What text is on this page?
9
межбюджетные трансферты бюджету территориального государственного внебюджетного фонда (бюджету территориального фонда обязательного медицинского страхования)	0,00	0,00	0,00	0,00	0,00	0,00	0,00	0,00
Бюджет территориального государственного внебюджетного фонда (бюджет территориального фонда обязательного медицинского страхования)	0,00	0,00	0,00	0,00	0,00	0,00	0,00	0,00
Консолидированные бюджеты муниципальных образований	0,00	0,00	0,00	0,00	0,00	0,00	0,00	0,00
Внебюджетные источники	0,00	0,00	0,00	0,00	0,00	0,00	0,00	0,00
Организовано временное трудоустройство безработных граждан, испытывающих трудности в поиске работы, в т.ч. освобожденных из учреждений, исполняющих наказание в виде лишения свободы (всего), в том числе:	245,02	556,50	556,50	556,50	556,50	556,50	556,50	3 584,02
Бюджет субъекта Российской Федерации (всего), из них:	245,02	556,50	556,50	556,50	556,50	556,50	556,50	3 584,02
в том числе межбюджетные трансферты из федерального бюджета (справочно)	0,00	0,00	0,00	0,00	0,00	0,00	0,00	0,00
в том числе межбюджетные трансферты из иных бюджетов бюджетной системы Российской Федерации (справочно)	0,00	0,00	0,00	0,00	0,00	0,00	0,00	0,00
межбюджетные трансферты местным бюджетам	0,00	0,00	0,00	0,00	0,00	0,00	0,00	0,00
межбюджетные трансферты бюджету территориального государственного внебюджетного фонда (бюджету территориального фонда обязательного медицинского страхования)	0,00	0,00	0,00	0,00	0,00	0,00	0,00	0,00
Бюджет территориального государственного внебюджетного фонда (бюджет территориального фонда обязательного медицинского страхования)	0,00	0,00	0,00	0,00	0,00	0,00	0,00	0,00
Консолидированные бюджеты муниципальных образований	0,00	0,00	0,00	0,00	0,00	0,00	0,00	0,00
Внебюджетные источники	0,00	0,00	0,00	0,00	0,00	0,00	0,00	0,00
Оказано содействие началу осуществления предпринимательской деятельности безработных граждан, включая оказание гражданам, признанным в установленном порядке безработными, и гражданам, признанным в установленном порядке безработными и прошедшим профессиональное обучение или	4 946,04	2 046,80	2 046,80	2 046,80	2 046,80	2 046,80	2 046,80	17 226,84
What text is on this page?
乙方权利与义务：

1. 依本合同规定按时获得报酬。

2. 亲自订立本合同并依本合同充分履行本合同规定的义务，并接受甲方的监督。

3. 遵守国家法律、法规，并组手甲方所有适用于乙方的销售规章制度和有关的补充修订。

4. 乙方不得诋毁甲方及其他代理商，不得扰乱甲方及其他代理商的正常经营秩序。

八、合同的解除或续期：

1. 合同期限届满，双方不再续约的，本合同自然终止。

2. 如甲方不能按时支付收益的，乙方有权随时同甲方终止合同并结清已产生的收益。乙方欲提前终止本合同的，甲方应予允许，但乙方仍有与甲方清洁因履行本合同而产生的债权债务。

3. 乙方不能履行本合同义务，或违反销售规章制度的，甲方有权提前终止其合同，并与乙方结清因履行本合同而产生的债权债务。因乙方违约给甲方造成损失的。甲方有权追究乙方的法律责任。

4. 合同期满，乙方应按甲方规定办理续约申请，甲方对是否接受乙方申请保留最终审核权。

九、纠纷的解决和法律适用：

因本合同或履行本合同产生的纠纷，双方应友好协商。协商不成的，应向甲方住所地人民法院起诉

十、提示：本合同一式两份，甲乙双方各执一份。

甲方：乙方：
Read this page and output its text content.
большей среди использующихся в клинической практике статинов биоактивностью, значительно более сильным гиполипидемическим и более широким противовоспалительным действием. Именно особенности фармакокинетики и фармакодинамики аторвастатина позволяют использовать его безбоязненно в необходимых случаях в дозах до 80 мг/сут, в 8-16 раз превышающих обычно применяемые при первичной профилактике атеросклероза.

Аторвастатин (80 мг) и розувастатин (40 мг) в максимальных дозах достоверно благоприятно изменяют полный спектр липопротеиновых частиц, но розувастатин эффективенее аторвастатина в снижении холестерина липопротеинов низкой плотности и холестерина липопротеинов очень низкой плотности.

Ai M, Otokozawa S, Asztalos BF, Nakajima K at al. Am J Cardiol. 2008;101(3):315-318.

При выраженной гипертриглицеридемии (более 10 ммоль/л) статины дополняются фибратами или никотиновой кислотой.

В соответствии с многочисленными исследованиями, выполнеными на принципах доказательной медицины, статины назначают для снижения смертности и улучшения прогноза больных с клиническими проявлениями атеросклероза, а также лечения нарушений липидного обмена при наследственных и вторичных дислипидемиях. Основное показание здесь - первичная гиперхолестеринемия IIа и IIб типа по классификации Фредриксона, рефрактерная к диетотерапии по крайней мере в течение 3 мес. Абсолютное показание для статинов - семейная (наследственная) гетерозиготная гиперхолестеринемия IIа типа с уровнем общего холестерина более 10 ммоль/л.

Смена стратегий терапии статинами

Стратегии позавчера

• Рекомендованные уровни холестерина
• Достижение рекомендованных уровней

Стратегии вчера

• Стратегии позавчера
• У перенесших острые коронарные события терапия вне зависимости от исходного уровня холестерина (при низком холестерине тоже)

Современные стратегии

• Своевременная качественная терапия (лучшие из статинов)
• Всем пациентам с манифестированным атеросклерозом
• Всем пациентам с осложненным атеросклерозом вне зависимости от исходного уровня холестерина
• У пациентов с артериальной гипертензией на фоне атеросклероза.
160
########################################
» **WHAT THE TASK REQUIRES**
Using the listing above, please repeat every entry exactly.

» **SOLUTION FOR THIS EXERCISE**
What text is on this page?
9
межбюджетные трансферты бюджету территориального государственного внебюджетного фонда (бюджету территориального фонда обязательного медицинского страхования)	0,00	0,00	0,00	0,00	0,00	0,00	0,00	0,00
Бюджет территориального государственного внебюджетного фонда (бюджет территориального фонда обязательного медицинского страхования)	0,00	0,00	0,00	0,00	0,00	0,00	0,00	0,00
Консолидированные бюджеты муниципальных образований	0,00	0,00	0,00	0,00	0,00	0,00	0,00	0,00
Внебюджетные источники	0,00	0,00	0,00	0,00	0,00	0,00	0,00	0,00
Организовано временное трудоустройство безработных граждан, испытывающих трудности в поиске работы, в т.ч. освобожденных из учреждений, исполняющих наказание в виде лишения свободы (всего), в том числе:	245,02	556,50	556,50	556,50	556,50	556,50	556,50	3 584,02
Бюджет субъекта Российской Федерации (всего), из них:	245,02	556,50	556,50	556,50	556,50	556,50	556,50	3 584,02
в том числе межбюджетные трансферты из федерального бюджета (справочно)	0,00	0,00	0,00	0,00	0,00	0,00	0,00	0,00
в том числе межбюджетные трансферты из иных бюджетов бюджетной системы Российской Федерации (справочно)	0,00	0,00	0,00	0,00	0,00	0,00	0,00	0,00
межбюджетные трансферты местным бюджетам	0,00	0,00	0,00	0,00	0,00	0,00	0,00	0,00
межбюджетные трансферты бюджету территориального государственного внебюджетного фонда (бюджету территориального фонда обязательного медицинского страхования)	0,00	0,00	0,00	0,00	0,00	0,00	0,00	0,00
Бюджет территориального государственного внебюджетного фонда (бюджет территориального фонда обязательного медицинского страхования)	0,00	0,00	0,00	0,00	0,00	0,00	0,00	0,00
Консолидированные бюджеты муниципальных образований	0,00	0,00	0,00	0,00	0,00	0,00	0,00	0,00
Внебюджетные источники	0,00	0,00	0,00	0,00	0,00	0,00	0,00	0,00
Оказано содействие началу осуществления предпринимательской деятельности безработных граждан, включая оказание гражданам, признанным в установленном порядке безработными, и гражданам, признанным в установленном порядке безработными и прошедшим профессиональное обучение или	4 946,04	2 046,80	2 046,80	2 046,80	2 046,80	2 046,80	2 046,80	17 226,84
What text is on this page?
乙方权利与义务：

1. 依本合同规定按时获得报酬。

2. 亲自订立本合同并依本合同充分履行本合同规定的义务，并接受甲方的监督。

3. 遵守国家法律、法规，并组手甲方所有适用于乙方的销售规章制度和有关的补充修订。

4. 乙方不得诋毁甲方及其他代理商，不得扰乱甲方及其他代理商的正常经营秩序。

八、合同的解除或续期：

1. 合同期限届满，双方不再续约的，本合同自然终止。

2. 如甲方不能按时支付收益的，乙方有权随时同甲方终止合同并结清已产生的收益。乙方欲提前终止本合同的，甲方应予允许，但乙方仍有与甲方清洁因履行本合同而产生的债权债务。

3. 乙方不能履行本合同义务，或违反销售规章制度的，甲方有权提前终止其合同，并与乙方结清因履行本合同而产生的债权债务。因乙方违约给甲方造成损失的。甲方有权追究乙方的法律责任。

4. 合同期满，乙方应按甲方规定办理续约申请，甲方对是否接受乙方申请保留最终审核权。

九、纠纷的解决和法律适用：

因本合同或履行本合同产生的纠纷，双方应友好协商。协商不成的，应向甲方住所地人民法院起诉

十、提示：本合同一式两份，甲乙双方各执一份。

甲方：乙方：
Read this page and output its text content.
большей среди использующихся в клинической практике статинов биоактивностью, значительно более сильным гиполипидемическим и более широким противовоспалительным действием. Именно особенности фармакокинетики и фармакодинамики аторвастатина позволяют использовать его безбоязненно в необходимых случаях в дозах до 80 мг/сут, в 8-16 раз превышающих обычно применяемые при первичной профилактике атеросклероза.

Аторвастатин (80 мг) и розувастатин (40 мг) в максимальных дозах достоверно благоприятно изменяют полный спектр липопротеиновых частиц, но розувастатин эффективенее аторвастатина в снижении холестерина липопротеинов низкой плотности и холестерина липопротеинов очень низкой плотности.

Ai M, Otokozawa S, Asztalos BF, Nakajima K at al. Am J Cardiol. 2008;101(3):315-318.

При выраженной гипертриглицеридемии (более 10 ммоль/л) статины дополняются фибратами или никотиновой кислотой.

В соответствии с многочисленными исследованиями, выполнеными на принципах доказательной медицины, статины назначают для снижения смертности и улучшения прогноза больных с клиническими проявлениями атеросклероза, а также лечения нарушений липидного обмена при наследственных и вторичных дислипидемиях. Основное показание здесь - первичная гиперхолестеринемия IIа и IIб типа по классификации Фредриксона, рефрактерная к диетотерапии по крайней мере в течение 3 мес. Абсолютное показание для статинов - семейная (наследственная) гетерозиготная гиперхолестеринемия IIа типа с уровнем общего холестерина более 10 ммоль/л.

Смена стратегий терапии статинами

Стратегии позавчера

• Рекомендованные уровни холестерина
• Достижение рекомендованных уровней

Стратегии вчера

• Стратегии позавчера
• У перенесших острые коронарные события терапия вне зависимости от исходного уровня холестерина (при низком холестерине тоже)

Современные стратегии

• Своевременная качественная терапия (лучшие из статинов)
• Всем пациентам с манифестированным атеросклерозом
• Всем пациентам с осложненным атеросклерозом вне зависимости от исходного уровня холестерина
• У пациентов с артериальной гипертензией на фоне атеросклероза.
160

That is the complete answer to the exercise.